* Set task *
In the listing below, locate the lines that hold "ProRealTime" and copy them.

* Data entries *
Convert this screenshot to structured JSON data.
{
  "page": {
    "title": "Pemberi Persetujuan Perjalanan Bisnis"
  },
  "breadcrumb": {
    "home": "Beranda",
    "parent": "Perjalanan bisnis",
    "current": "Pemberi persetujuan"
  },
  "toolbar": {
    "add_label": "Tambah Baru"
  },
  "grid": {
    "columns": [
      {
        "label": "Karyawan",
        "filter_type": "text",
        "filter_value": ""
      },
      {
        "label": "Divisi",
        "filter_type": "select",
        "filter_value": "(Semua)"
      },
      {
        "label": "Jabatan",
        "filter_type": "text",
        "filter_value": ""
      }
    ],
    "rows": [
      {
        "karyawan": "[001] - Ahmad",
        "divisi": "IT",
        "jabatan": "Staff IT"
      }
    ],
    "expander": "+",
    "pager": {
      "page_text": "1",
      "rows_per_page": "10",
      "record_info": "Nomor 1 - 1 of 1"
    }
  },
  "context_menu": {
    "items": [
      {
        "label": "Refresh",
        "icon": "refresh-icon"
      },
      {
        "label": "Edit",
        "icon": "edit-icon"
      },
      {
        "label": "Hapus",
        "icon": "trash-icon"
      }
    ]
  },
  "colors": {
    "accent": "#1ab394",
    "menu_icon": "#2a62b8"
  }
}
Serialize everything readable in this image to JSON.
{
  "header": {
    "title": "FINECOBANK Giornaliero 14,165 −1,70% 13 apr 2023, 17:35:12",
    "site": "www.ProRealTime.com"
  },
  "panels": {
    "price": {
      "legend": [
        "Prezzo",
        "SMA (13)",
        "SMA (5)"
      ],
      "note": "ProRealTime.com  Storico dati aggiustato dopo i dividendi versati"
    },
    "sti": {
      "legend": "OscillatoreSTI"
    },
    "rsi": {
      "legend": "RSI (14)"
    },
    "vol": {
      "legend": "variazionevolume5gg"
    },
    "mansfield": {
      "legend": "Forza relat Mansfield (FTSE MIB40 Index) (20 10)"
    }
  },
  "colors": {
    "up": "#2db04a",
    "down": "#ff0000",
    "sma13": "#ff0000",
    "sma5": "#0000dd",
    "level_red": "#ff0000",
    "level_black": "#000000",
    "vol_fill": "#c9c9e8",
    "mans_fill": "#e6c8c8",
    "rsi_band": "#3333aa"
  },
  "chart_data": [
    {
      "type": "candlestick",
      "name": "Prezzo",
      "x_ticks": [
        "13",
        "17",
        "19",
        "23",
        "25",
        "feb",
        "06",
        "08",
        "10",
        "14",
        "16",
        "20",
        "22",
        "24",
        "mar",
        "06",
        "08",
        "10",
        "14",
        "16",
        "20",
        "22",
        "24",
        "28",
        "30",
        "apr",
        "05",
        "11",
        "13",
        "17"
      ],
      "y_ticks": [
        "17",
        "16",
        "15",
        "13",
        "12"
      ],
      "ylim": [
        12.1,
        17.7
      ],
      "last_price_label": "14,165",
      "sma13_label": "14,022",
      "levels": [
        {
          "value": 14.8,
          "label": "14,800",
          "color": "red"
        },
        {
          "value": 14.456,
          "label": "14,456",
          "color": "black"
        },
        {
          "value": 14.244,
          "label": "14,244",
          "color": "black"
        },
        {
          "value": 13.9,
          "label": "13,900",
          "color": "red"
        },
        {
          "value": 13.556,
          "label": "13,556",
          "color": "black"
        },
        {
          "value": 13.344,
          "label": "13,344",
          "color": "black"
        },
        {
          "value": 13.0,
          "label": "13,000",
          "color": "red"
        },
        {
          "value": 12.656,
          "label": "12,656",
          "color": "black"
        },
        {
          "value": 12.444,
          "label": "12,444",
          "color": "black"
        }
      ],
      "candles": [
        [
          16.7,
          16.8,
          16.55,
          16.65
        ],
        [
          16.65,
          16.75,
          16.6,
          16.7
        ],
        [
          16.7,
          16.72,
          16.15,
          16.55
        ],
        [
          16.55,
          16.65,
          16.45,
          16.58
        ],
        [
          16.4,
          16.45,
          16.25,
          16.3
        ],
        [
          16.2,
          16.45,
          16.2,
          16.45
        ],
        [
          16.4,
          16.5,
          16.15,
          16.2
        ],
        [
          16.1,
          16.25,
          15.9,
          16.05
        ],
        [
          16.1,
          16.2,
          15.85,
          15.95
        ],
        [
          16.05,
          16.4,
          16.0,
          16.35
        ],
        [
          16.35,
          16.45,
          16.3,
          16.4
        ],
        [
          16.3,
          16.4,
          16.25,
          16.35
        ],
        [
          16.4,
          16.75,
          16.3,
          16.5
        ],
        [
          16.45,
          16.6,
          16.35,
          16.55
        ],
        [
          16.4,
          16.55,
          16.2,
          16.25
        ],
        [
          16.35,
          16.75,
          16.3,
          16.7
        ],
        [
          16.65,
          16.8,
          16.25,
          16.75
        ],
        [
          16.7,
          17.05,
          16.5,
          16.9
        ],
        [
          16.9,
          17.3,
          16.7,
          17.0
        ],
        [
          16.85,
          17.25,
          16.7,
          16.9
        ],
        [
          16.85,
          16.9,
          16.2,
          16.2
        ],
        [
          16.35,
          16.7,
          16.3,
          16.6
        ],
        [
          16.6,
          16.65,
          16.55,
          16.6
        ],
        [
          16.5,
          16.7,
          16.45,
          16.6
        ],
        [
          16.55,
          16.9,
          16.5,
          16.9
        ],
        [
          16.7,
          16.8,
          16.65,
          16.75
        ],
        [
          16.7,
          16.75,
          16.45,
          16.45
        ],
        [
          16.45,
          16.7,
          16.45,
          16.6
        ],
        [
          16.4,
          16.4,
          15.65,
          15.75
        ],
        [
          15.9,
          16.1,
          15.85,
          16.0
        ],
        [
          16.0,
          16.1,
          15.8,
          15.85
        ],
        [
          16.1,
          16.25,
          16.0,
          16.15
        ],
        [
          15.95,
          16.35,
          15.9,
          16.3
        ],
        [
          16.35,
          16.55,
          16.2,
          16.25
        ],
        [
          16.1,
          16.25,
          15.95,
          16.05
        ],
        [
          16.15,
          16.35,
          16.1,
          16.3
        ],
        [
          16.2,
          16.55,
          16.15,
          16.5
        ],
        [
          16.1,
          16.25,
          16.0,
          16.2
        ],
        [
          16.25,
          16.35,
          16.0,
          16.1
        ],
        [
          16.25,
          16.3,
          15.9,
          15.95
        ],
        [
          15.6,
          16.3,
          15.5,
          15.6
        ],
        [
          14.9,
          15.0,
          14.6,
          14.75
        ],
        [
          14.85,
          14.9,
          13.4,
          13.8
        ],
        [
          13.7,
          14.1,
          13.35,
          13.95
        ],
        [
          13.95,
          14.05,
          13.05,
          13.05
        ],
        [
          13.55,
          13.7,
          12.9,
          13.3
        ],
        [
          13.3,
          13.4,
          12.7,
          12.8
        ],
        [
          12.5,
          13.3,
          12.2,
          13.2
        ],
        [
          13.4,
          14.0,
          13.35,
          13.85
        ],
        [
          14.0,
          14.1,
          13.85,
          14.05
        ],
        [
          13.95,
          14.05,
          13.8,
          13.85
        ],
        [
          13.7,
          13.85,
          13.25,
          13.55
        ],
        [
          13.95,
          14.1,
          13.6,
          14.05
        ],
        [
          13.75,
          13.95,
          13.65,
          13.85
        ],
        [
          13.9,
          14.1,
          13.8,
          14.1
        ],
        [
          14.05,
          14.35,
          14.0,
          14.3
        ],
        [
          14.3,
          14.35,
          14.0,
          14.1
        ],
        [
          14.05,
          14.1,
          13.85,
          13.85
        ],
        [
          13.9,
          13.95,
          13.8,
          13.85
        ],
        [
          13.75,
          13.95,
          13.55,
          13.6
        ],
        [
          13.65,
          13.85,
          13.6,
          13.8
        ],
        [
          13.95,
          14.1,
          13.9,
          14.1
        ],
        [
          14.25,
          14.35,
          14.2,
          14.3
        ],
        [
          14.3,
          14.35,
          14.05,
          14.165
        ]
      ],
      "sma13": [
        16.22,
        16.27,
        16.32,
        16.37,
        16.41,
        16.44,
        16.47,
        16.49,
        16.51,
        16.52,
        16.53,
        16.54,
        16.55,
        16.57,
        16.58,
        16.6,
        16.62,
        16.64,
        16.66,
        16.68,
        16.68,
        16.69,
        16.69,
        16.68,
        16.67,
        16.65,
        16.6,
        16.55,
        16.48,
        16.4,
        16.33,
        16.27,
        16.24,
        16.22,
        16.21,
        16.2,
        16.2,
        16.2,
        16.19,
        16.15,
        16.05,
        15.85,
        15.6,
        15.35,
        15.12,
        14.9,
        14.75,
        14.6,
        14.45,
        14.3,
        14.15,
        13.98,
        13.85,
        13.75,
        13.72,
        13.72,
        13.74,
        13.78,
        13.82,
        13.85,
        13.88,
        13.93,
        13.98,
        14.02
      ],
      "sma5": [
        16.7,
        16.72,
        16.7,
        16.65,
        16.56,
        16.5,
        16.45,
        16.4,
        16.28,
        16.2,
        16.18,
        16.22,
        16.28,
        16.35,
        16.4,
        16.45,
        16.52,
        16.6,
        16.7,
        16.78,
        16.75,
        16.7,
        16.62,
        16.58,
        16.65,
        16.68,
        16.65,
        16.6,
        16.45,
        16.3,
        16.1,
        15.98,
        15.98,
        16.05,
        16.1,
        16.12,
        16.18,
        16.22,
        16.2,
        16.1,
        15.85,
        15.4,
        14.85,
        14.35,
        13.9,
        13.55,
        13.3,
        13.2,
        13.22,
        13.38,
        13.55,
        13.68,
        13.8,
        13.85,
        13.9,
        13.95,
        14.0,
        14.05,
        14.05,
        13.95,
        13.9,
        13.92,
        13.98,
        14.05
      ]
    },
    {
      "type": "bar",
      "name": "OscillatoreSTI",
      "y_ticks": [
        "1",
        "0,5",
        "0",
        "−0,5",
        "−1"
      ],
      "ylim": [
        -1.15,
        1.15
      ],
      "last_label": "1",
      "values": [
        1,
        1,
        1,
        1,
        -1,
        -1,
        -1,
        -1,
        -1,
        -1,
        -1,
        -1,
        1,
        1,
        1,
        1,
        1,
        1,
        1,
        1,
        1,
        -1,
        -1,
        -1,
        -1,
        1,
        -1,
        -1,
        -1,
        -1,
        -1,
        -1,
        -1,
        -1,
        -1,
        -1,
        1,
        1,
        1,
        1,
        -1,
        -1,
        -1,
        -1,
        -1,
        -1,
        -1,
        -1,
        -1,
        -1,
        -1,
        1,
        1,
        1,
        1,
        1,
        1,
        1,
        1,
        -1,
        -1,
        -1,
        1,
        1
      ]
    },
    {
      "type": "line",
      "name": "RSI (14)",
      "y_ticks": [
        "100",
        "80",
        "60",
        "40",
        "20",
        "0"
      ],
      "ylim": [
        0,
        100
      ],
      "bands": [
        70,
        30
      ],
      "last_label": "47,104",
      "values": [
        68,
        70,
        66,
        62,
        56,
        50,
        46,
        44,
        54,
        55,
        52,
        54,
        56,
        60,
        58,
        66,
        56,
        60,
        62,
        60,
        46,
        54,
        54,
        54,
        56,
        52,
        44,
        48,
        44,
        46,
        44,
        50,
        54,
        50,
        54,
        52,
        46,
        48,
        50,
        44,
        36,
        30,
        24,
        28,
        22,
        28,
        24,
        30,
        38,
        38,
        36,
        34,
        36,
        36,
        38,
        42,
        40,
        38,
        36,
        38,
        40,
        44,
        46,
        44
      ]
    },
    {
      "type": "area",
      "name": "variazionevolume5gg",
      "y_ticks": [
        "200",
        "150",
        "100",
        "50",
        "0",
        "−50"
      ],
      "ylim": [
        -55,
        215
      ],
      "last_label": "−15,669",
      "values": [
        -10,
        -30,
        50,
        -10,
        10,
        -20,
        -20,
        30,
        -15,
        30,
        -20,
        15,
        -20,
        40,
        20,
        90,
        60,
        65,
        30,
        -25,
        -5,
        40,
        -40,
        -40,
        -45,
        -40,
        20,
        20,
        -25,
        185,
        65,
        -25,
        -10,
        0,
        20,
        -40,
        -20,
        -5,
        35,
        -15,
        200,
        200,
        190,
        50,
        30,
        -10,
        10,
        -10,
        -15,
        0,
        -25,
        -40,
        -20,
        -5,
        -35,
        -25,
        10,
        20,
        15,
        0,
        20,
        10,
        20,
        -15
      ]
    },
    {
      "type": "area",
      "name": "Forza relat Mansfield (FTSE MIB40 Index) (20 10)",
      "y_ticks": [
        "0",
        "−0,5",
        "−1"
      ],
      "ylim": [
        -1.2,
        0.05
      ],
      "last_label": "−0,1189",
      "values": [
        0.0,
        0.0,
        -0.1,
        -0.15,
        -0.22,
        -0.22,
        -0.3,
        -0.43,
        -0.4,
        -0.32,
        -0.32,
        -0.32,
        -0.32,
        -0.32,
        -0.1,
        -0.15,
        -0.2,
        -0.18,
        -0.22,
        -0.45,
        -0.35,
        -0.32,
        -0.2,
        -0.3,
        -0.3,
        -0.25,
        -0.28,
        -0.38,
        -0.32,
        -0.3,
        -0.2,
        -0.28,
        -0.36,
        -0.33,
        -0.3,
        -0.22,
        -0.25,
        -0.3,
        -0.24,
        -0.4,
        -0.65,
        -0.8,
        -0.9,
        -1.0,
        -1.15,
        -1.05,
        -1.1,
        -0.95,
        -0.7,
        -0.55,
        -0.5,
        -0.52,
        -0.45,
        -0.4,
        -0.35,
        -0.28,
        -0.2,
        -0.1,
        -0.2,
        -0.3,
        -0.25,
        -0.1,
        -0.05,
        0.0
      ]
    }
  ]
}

* Finished exercise *
    "site": "www.ProRealTime.com"
      "note": "ProRealTime.com  Storico dati aggiustato dopo i dividendi versati"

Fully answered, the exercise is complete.